• INFORMATION PROVIDED
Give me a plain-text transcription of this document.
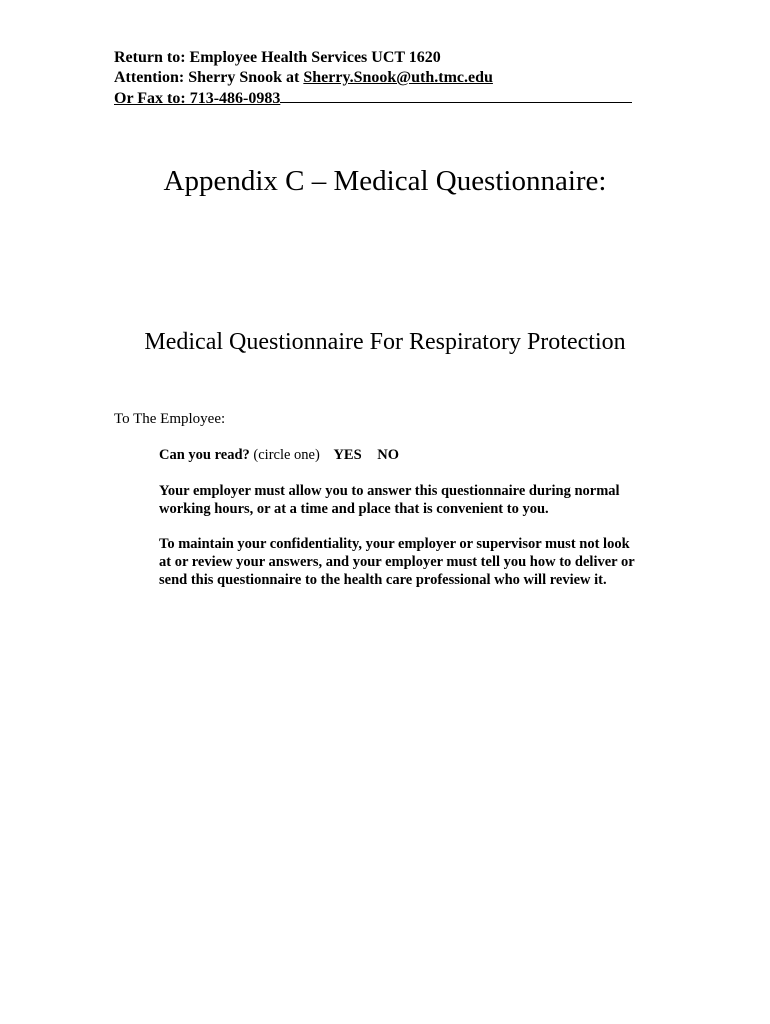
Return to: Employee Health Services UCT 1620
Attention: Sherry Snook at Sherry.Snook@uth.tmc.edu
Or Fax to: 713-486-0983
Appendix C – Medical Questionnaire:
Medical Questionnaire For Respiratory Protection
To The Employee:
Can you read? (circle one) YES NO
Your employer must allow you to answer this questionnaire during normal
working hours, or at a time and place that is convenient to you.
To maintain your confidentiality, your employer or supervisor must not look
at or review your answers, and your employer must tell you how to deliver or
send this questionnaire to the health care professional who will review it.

• STATED PROBLEM
Give every line back word for word and leave the pictures out.

• RESPONSE TO THE EXERCISE
Give me a plain-text transcription of this document.
Return to: Employee Health Services UCT 1620
Attention: Sherry Snook at Sherry.Snook@uth.tmc.edu
Or Fax to: 713-486-0983
Appendix C – Medical Questionnaire:
Medical Questionnaire For Respiratory Protection
To The Employee:
Can you read? (circle one) YES NO
Your employer must allow you to answer this questionnaire during normal
working hours, or at a time and place that is convenient to you.
To maintain your confidentiality, your employer or supervisor must not look
at or review your answers, and your employer must tell you how to deliver or
send this questionnaire to the health care professional who will review it.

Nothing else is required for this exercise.